Quelle est la part de vous dans ce récit ?

Tout et rien (rires) ! C’est la réalité passée à la moulinette de la fiction. Il y a une bonne part de faits réels mais j’ai grossi certains traits, certaines histoires. Si vous discutez avec beaucoup de familles du cyclisme, vous vous apercevrez que cette ambiance et cette ambition sont très présentes. La famille pousse toujours le fils ou la fille à faire ce que les précédentes générations n’ont pas réussi à faire. C’est un sport qui s’appréhende difficilement car il y a tellement de tactique, de technique, qu’on ne peut pas faire du vélo du jour au lendemain. Il faut des bases et la famille est souvent là pour les poser.


Vous décrivez parfaitement l’univers du vélo amateur, mais aussi celui d’une France rurale, non médiatique, avec ses fêtes populaires souvent animées par une course cycliste. Pourquoi ce sujet ?
◆ ◆ ◆ ◆ ◆ ◆ ◆
§ **Consigne 1**:
D'après l'entretien sur le cyclisme, répondez brièvement :
(a) Qu'est-ce que la famille pousse toujours le fils ou la fille à faire ?
(b) Pourquoi ne peut-on pas faire du vélo du jour au lendemain ?
(c) Par quoi les fêtes populaires de la France rurale sont-elles souvent animées ?
Les enregistrements n'ont aucun lien avec ce texte.
◆ ◆ ◆ ◆ ◆ ◆ ◆
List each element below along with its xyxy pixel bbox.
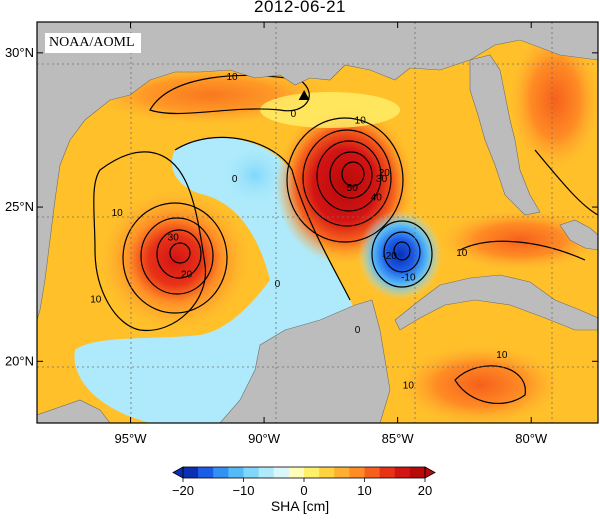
colorbar-tick-label: 10 — [357, 483, 371, 498]
lon-tick-label: 90°W — [248, 431, 281, 446]
lat-tick-label: 20°N — [5, 353, 34, 368]
colorbar-swatch — [304, 467, 320, 478]
contour-lines — [93, 74, 598, 404]
contour-label: -20 — [382, 251, 397, 262]
contour-label: 10 — [496, 350, 508, 361]
map-frame — [36, 21, 599, 424]
contour-label: 0 — [232, 174, 238, 185]
map-title: 2012-06-21 — [254, 0, 346, 16]
axis-ticks: 95°W 90°W 85°W 80°W 30°N 25°N 20°N — [5, 22, 598, 446]
credit-label: NOAA/AOML — [45, 33, 141, 53]
contour-label: 30 — [168, 233, 180, 244]
contour-label: 10 — [226, 72, 238, 83]
central-america-south — [37, 399, 111, 423]
colorbar-swatch — [273, 467, 290, 478]
colorbar-max-arrow — [424, 466, 436, 479]
colorbar-swatch — [349, 467, 365, 478]
contour-label: 20 — [181, 270, 193, 281]
colorbar-swatch — [198, 467, 214, 478]
colorbar-tick-label: −20 — [172, 483, 194, 498]
lon-tick-label: 85°W — [382, 431, 415, 446]
colorbar-swatch — [183, 467, 199, 478]
colorbar-swatch — [258, 467, 275, 478]
colorbar-tick-label: −10 — [232, 483, 254, 498]
warm-eddy-west — [100, 190, 250, 330]
colorbar-swatch — [228, 467, 244, 478]
warm-band-caribbean — [400, 345, 560, 423]
florida-peninsula — [469, 54, 541, 216]
colorbar-swatch — [334, 467, 350, 478]
bahamas-landmass — [559, 219, 598, 251]
contour-label: 40 — [371, 192, 383, 203]
colorbar-swatch — [288, 467, 305, 478]
contour-label: 20 — [379, 168, 391, 179]
cyan-eddy-north — [220, 143, 290, 207]
yucatan-peninsula — [219, 299, 391, 423]
contour-label: 0 — [291, 109, 297, 120]
station-triangle-marker — [298, 90, 310, 101]
graticule-lines — [37, 22, 598, 423]
lon-tick-label: 95°W — [115, 431, 148, 446]
lat-tick-label: 30°N — [5, 45, 34, 60]
colorbar-swatch — [243, 467, 260, 478]
contour-label: 10 — [112, 208, 124, 219]
colorbar-tick-label: 0 — [300, 483, 307, 498]
colorbar-swatch — [364, 467, 381, 478]
contour-label: 10 — [355, 115, 367, 126]
colorbar-min-arrow — [172, 466, 184, 479]
contour-label: 50 — [347, 183, 359, 194]
colorbar-swatch — [213, 467, 229, 478]
contour-label: 30 — [376, 174, 388, 185]
colorbar-swatch — [379, 467, 396, 478]
contour-label: 0 — [275, 279, 281, 290]
lon-tick-label: 80°W — [515, 431, 548, 446]
pale-band-shelf — [260, 92, 400, 128]
colorbar-swatch — [394, 467, 411, 478]
contour-label: 10 — [90, 294, 102, 305]
contour-label: -10 — [401, 273, 416, 284]
warm-band-atlantic — [510, 30, 598, 170]
contour-label: 0 — [355, 325, 361, 336]
colorbar-tick-label: 20 — [418, 483, 432, 498]
colorbar-swatch — [319, 467, 335, 478]
lat-tick-label: 25°N — [5, 199, 34, 214]
warm-band-florida-straits — [440, 210, 598, 270]
contour-label: 10 — [403, 381, 415, 392]
colorbar-swatch — [409, 467, 426, 478]
cuba — [394, 274, 598, 331]
contour-label: 10 — [456, 248, 468, 259]
colorbar-label: SHA [cm] — [270, 498, 330, 514]
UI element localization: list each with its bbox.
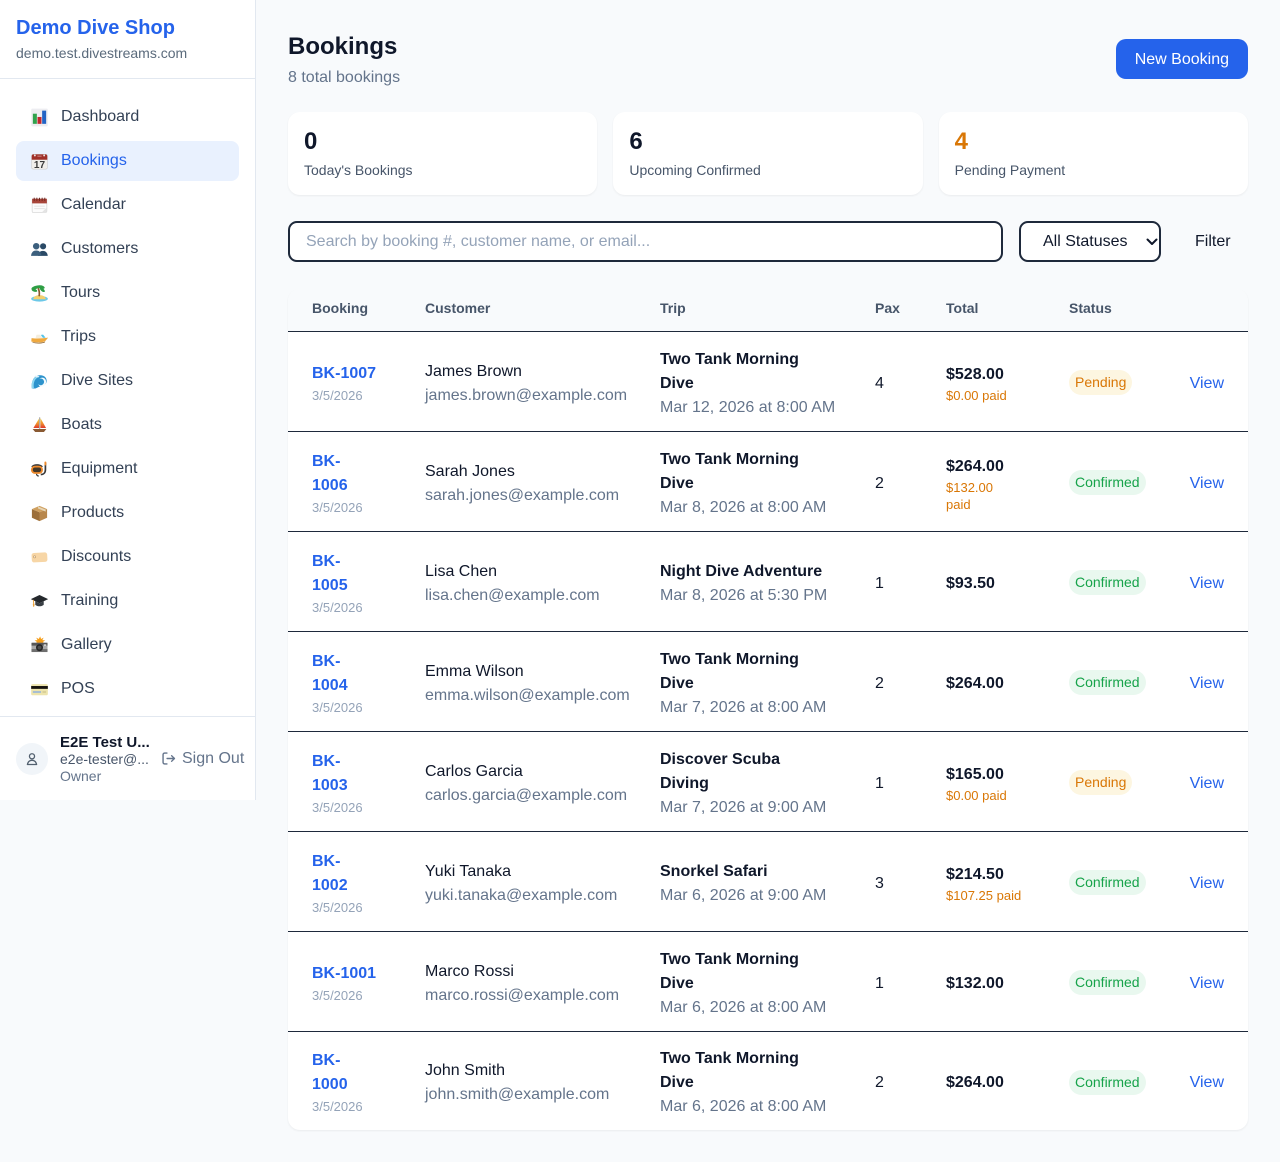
svg-text:17: 17 bbox=[34, 159, 46, 170]
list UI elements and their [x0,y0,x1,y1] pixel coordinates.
◆ ◆ ◆ ◆ ◆ ◆ ◆
§ **Consigne 2**: Dans les enregistrements, recopiez les lignes allant de celle qui contient « svg-text:17: 17 bbox=[34, 159, 46, 170] » jusqu'à la fin, en remplaçant « pixel coordinates » par « pixel positions » sans rien changer d'autre.

§ **Réponse 1**:
(a) Ce que les précédentes générations n'ont pas réussi à faire.
(b) Parce qu'il y a tellement de tactique et de technique.
(c) Par une course cycliste.

§ **Réponse 2**:
svg-text:17: 17 bbox=[34, 159, 46, 170]
list UI elements and their [x0,y0,x1,y1] pixel positions.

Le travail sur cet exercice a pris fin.